### [Exercise brief]
All lines below must be repeated exactly, with the pictures omitted.

### [Records provided]
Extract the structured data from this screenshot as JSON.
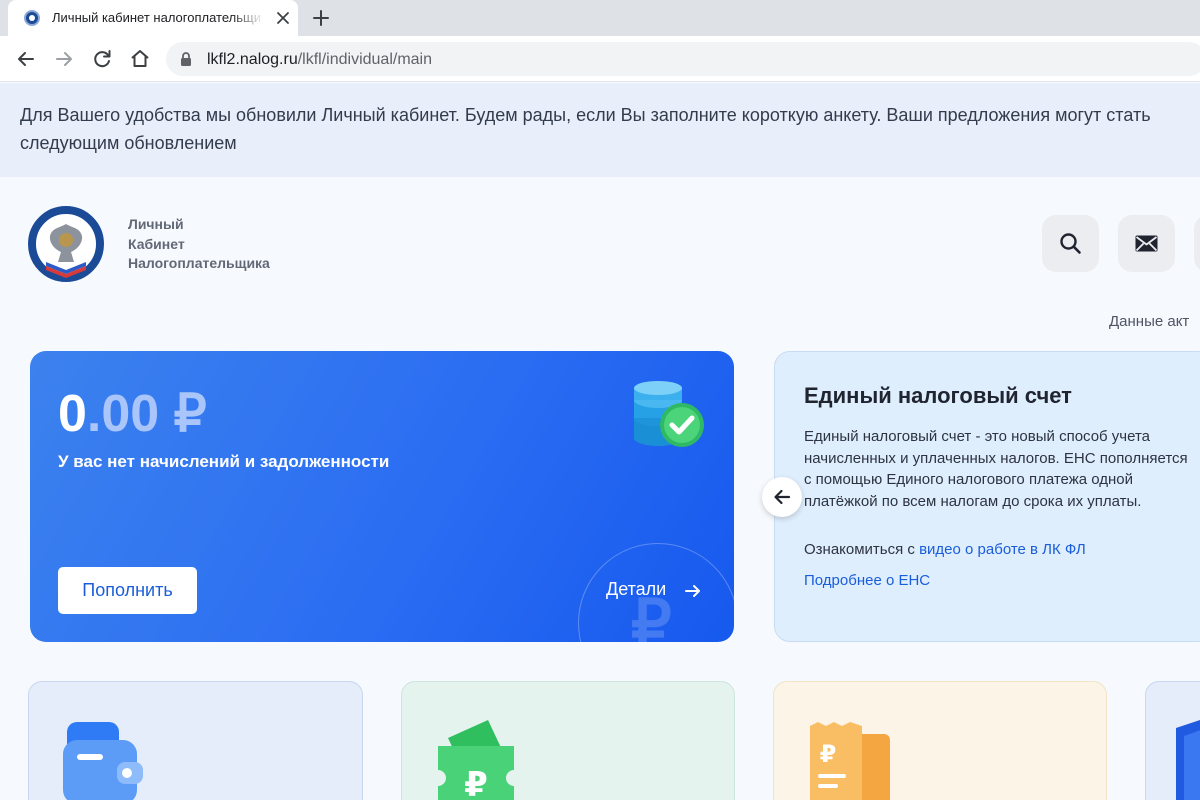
{
  "browser": {
    "tab_title": "Личный кабинет налогоплательщика",
    "url_host": "lkfl2.nalog.ru",
    "url_path": "/lkfl/individual/main",
    "icons": [
      "favicon-icon",
      "close-icon",
      "plus-icon",
      "back-icon",
      "forward-icon",
      "reload-icon",
      "home-icon",
      "lock-icon"
    ]
  },
  "banner": {
    "text": "Для Вашего удобства мы обновили Личный кабинет. Будем рады, если Вы заполните короткую анкету. Ваши предложения могут стать следующим обновлением"
  },
  "header": {
    "title_line1": "Личный",
    "title_line2": "Кабинет",
    "title_line3": "Налогоплательщика",
    "logo_icon": "fns-emblem-icon",
    "buttons": [
      "search-icon",
      "mail-icon"
    ]
  },
  "data_actual_label": "Данные акт",
  "balance": {
    "amount_int": "0",
    "amount_frac": ".00",
    "currency": " ₽",
    "status": "У вас нет начислений и задолженности",
    "topup_label": "Пополнить",
    "details_label": "Детали",
    "accent_color": "#2b6df2"
  },
  "ens": {
    "title": "Единый налоговый счет",
    "description": "Единый налоговый счет - это новый способ учета начисленных и уплаченных налогов. ЕНС пополняется с помощью Единого налогового платежа одной платёжкой по всем налогам до срока их уплаты.",
    "video_prefix": "Ознакомиться с ",
    "video_link": "видео о работе в ЛК ФЛ",
    "more_link": "Подробнее о ЕНС"
  },
  "bottom_cards": {
    "icons": [
      "wallet-icon",
      "ruble-ticket-icon",
      "receipt-icon",
      "shield-icon"
    ]
  }
}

### [Solution]
Extract the structured data from this screenshot as JSON.
{
  "browser": {
    "tab_title": "Личный кабинет налогоплательщика",
    "url_host": "lkfl2.nalog.ru",
    "url_path": "/lkfl/individual/main",
    "icons": [
      "favicon-icon",
      "close-icon",
      "plus-icon",
      "back-icon",
      "forward-icon",
      "reload-icon",
      "home-icon",
      "lock-icon"
    ]
  },
  "banner": {
    "text": "Для Вашего удобства мы обновили Личный кабинет. Будем рады, если Вы заполните короткую анкету. Ваши предложения могут стать следующим обновлением"
  },
  "header": {
    "title_line1": "Личный",
    "title_line2": "Кабинет",
    "title_line3": "Налогоплательщика",
    "logo_icon": "fns-emblem-icon",
    "buttons": [
      "search-icon",
      "mail-icon"
    ]
  },
  "data_actual_label": "Данные акт",
  "balance": {
    "amount_int": "0",
    "amount_frac": ".00",
    "currency": " ₽",
    "status": "У вас нет начислений и задолженности",
    "topup_label": "Пополнить",
    "details_label": "Детали",
    "accent_color": "#2b6df2"
  },
  "ens": {
    "title": "Единый налоговый счет",
    "description": "Единый налоговый счет - это новый способ учета начисленных и уплаченных налогов. ЕНС пополняется с помощью Единого налогового платежа одной платёжкой по всем налогам до срока их уплаты.",
    "video_prefix": "Ознакомиться с ",
    "video_link": "видео о работе в ЛК ФЛ",
    "more_link": "Подробнее о ЕНС"
  },
  "bottom_cards": {
    "icons": [
      "wallet-icon",
      "ruble-ticket-icon",
      "receipt-icon",
      "shield-icon"
    ]
  }
}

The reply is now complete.